> SUPPLIED PASSAGE:
Begin
Saturday, June 9, 2012

REVIEW: Monsieur Lazhar (2012)



The trailer for this one (^gaze yonder) is selling it as a transnational Dead Poets Society, which is kind of, sort of true.  It's not hard to see why the distributor picked this angle.  If you're looking to bring in a modern specialty film crowd—older viewers who are left cold in a summer of aliens, robots, and robot-aliens—an upbeat film is easier to market than a film where, in the first ten minutes, a young boy finds his teacher hanging from the ceiling.
End
> INSTRUCTION 1: In the Monsieur Lazhar review, why did the distributor pitch the film as an upbeat, Dead Poets Society–style story? Answer in one to three sentences.
> INSTRUCTION 2: Sum up the Monsieur Lazhar review in two sentences.

> RECORDS PROVIDED:
Begin
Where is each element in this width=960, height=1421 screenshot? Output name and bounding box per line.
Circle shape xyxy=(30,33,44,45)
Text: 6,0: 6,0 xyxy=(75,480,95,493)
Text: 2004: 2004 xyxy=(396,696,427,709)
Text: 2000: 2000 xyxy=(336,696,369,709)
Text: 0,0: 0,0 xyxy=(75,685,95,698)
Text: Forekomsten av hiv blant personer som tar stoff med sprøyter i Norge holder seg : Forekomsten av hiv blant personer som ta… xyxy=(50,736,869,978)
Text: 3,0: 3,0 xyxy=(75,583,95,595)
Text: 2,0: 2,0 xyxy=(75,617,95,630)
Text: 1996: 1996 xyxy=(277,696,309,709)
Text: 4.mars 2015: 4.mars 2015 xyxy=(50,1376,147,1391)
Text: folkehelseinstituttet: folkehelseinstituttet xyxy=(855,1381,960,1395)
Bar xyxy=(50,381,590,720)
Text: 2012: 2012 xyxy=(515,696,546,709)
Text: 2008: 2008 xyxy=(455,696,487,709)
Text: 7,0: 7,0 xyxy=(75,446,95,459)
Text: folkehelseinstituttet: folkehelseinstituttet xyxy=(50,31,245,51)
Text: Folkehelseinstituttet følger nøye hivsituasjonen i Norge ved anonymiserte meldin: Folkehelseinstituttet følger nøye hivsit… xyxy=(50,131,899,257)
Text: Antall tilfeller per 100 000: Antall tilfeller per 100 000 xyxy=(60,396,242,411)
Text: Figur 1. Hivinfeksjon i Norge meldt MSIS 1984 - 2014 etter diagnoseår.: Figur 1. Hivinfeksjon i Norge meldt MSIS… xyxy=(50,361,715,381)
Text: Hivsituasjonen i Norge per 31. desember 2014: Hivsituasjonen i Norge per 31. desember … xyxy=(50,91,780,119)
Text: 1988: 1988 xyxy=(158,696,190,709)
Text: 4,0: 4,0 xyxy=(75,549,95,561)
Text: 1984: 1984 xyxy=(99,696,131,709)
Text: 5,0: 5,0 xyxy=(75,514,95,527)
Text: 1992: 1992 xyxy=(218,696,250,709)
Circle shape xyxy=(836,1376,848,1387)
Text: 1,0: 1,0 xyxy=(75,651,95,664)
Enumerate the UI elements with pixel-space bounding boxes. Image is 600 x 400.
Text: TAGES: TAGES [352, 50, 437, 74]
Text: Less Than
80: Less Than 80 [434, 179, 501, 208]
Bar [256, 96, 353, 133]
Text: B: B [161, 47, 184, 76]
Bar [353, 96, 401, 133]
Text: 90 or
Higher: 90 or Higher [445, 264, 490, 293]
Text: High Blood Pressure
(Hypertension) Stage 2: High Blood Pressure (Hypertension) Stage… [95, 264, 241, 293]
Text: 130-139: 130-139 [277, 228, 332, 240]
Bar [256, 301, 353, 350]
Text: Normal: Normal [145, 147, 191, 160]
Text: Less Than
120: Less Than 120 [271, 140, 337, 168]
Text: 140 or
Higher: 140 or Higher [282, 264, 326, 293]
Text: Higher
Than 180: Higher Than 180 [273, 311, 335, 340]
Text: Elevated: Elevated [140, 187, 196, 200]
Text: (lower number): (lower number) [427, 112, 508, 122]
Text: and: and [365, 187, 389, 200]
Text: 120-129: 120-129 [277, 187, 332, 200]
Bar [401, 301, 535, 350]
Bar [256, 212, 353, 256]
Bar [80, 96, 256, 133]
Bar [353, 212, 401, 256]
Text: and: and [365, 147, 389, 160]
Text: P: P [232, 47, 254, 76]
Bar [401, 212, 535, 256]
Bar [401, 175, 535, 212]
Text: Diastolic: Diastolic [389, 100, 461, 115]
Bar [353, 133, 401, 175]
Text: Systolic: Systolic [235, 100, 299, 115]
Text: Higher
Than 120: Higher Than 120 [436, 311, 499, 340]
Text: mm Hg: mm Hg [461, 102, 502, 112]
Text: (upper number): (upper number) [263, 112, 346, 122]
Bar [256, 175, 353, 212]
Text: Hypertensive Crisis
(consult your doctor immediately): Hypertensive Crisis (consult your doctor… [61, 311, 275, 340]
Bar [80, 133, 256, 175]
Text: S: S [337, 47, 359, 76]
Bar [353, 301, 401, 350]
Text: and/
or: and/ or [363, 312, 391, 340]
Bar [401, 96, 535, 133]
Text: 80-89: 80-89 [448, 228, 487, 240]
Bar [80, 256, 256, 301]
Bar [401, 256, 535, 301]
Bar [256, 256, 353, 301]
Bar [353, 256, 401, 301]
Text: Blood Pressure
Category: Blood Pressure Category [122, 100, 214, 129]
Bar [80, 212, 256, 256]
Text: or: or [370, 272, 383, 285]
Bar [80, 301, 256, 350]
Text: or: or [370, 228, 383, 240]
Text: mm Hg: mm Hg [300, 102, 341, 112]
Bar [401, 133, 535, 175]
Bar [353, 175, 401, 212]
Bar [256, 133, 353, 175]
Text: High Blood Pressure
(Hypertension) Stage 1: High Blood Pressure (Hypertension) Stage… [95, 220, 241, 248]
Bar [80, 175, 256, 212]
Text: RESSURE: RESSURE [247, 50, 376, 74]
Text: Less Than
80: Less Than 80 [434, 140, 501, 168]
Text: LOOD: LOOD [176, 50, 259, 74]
End
> EXERCISE ANSWER 1: The distributor wanted to draw a modern specialty film crowd: older viewers who are left cold by a summer of aliens, robots, and robot-aliens. An upbeat film is easier to sell to them than one where, in the first ten minutes, a young boy finds his teacher hanging from the ceiling.

> EXERCISE ANSWER 2: The trailer for Monsieur Lazhar sells it as a transnational Dead Poets Society, which the reviewer calls only kind of, sort of true. The distributor likely chose that angle because an upbeat film is easier to market to older specialty viewers than one that opens with a young boy finding his teacher hanging from the ceiling.